→ Dataset records:
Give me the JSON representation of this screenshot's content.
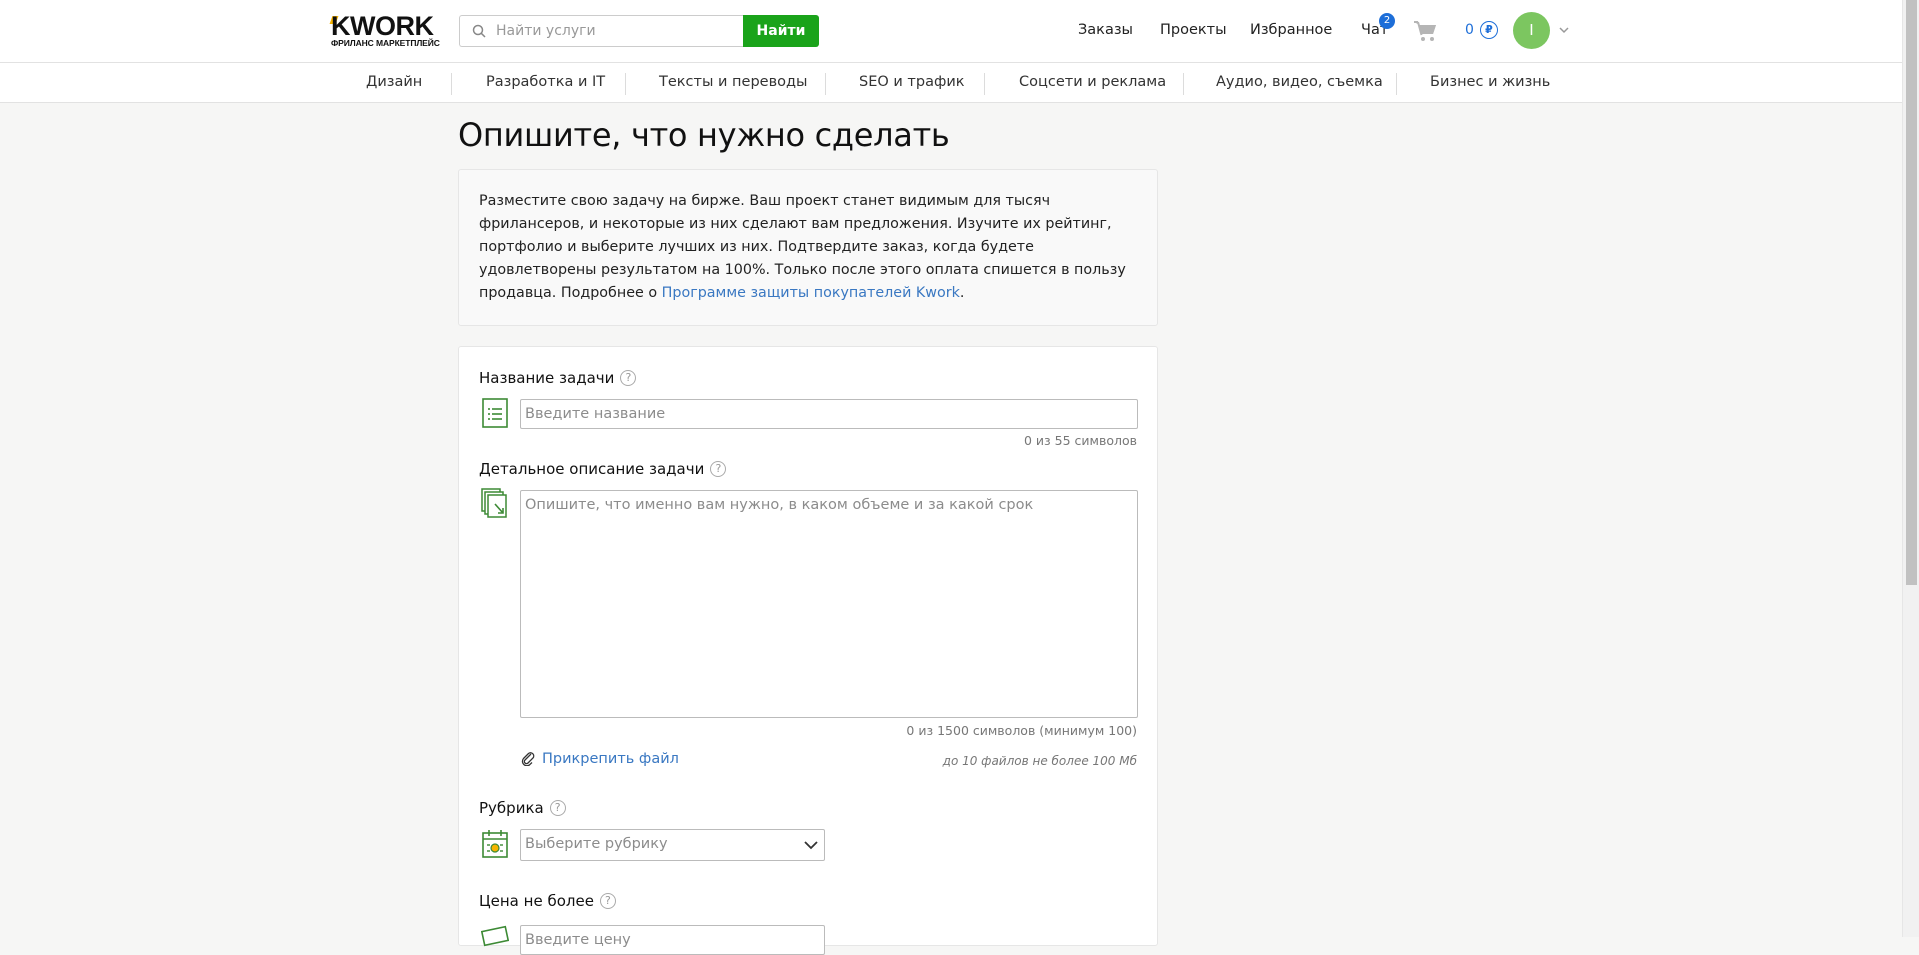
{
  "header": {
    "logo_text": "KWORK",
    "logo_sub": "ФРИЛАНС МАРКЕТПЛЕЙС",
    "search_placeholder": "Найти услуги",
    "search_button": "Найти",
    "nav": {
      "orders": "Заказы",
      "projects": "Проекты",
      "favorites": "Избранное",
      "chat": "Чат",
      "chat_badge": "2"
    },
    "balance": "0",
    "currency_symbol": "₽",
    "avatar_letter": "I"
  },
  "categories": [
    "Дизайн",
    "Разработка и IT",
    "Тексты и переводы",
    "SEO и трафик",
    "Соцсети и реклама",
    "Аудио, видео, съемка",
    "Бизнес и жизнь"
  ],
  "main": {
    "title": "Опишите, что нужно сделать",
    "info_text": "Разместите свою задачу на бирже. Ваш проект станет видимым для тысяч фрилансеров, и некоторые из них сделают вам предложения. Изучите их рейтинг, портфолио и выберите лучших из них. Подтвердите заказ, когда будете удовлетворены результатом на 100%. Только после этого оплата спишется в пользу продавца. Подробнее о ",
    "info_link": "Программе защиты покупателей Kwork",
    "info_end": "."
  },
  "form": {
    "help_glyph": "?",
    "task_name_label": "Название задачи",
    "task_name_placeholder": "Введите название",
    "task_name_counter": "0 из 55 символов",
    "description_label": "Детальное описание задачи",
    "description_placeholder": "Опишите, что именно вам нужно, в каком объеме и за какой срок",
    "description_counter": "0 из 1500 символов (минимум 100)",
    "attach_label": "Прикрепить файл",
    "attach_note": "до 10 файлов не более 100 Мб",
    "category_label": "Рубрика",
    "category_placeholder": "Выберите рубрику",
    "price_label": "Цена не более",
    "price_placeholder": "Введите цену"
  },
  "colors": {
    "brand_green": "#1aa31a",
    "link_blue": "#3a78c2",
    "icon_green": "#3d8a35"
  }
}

→ Set problem: Provide only the number of lines in the entries that hold the word "Найти".

→ Result: 2